• [Excerpted text]:
There are countries where unvaccinated children are not allowed to attend school.
I'd be for free choice as well but would not really want my family to be forced to be around unvaccinated people if those diseases were on the rise.

Is there a rise in autism really?

KeinLiebeslied54321 · 05/05/2024 09:56

UnimaginableWindBird · 05/05/2024 09:47

What's causing this? Better diagnosis. Many of my friends have been diagnosed in adulthood after their children were identified as neurodivergent. I can think of several children in my class at school who were clearly autistic, but at the time were just bullied for being weird.

Agree.
Autism, ADHD etc was often labelled as bad/naughty/strange etc.
It's also possible that a whole host of things could be affecting the presence of autism etc, but jumping to vaccines being THE cause is not logical.

• [Study questions]:
1. Reproduce the forum thread word for word, everything from "I'd be for free" down to "as bad/naughty/strange etc.".
2. Do the following statements agree with the forum thread? For each, answer yes or no and quote the words from the thread that decide it.
(a) Some countries do not allow unvaccinated children to attend school.
(b) One poster says many of their friends were diagnosed in adulthood after their children were identified as neurodivergent.
(c) The thread treats it as logical to name vaccines as the cause of autism.
3. Resume the forum thread on vaccines and autism, continuing it past its last sentence.

• [Extracted entries]:
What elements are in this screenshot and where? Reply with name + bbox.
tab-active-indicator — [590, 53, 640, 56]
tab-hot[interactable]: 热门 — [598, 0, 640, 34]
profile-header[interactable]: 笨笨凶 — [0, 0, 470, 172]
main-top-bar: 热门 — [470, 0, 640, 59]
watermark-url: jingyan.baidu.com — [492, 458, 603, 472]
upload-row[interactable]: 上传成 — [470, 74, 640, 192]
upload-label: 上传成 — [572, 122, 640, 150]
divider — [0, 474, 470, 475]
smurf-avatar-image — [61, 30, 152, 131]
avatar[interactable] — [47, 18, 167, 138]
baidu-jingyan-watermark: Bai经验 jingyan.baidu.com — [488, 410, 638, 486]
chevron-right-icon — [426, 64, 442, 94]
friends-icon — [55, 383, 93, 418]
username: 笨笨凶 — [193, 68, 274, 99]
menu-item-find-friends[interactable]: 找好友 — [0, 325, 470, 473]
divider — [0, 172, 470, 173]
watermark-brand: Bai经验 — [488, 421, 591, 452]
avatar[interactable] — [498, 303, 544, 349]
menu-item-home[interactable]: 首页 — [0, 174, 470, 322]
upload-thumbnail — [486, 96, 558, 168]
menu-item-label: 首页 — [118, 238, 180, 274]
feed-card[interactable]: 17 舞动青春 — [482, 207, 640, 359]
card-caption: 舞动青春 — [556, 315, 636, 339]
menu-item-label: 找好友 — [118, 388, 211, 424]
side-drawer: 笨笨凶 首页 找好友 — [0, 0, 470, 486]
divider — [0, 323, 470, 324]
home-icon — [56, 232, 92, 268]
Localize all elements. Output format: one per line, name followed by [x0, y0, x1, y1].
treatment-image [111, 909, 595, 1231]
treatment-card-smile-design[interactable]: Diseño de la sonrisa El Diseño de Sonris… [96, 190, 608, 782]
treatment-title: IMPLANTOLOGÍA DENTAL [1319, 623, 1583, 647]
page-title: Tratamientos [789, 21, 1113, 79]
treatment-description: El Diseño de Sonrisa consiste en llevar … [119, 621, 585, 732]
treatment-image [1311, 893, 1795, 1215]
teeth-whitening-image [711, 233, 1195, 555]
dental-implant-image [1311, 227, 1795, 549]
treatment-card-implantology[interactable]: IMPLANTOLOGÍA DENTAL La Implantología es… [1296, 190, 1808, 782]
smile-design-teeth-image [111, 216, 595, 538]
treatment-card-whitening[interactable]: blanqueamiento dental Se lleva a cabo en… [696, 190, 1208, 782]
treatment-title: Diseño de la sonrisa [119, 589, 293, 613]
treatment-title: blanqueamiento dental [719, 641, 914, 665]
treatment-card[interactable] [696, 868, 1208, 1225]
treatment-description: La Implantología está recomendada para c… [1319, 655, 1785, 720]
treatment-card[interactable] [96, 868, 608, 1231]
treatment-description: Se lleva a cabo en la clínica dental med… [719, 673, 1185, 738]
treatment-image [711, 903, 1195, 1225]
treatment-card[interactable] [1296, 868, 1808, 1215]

• [Responses]:
1.
I'd be for free choice as well but would not really want my family to be forced to be around unvaccinated people if those diseases were on the rise.

Is there a rise in autism really?

KeinLiebeslied54321 · 05/05/2024 09:56

UnimaginableWindBird · 05/05/2024 09:47

What's causing this? Better diagnosis. Many of my friends have been diagnosed in adulthood after their children were identified as neurodivergent. I can think of several children in my class at school who were clearly autistic, but at the time were just bullied for being weird.

Agree.
Autism, ADHD etc was often labelled as bad/naughty/strange etc.

2.
(a) Yes: "There are countries where unvaccinated children are not allowed to attend school."
(b) Yes: "Many of my friends have been diagnosed in adulthood after their children were identified as neurodivergent."
(c) No: "jumping to vaccines being THE cause is not logical."

3.
crumblingschools · 05/05/2024 09:58

Brain damage isn’t the same as autism though @Dollenganger333

And for those talking about the rise in autism, many parents realise they or other relatives have it when they start going down the diagnosis route for their DC. Many of these relatives won’t have had the vaccinations that children have now.

OdeToBarney · 05/05/2024 10:02

FriendlyNeighbourhoodAccountant · 05/05/2024 06:41

I vaccinated mine because I'm not an idiot.

The only reasons people avoid vaccinating their kids are because:

a) their GP has advised against a specific vaccine, such as with egg allergy sufferers (fine).

b) they're idiots

Even egg allergy sufferers can have most vaccines (if not all). My DD had a suspected egg allergy but could still have the MMR/CP vaccine as it is made using cells grown from chick embryos, and the vaccines have been shown to contain between zero and one nanogram of egg protein (which is one billionth of a gram, far below the level likely to trigger an allergic reaction).

Source: patient.co.uk

BoundaryGirl3939 · 05/05/2024 10:03

There was and is no discrimination against non vaccinated children attending schools in Ireland. We were all lumped together.

Yes, there were strange children 30 years ago. This girl I remember was quite mute, and looked chromosomally damaged. Autism has specific traits though - stemming, parroting sentences, huge sensitivity to noise. The child looks normal though. I don't remember seeing these traits years ago.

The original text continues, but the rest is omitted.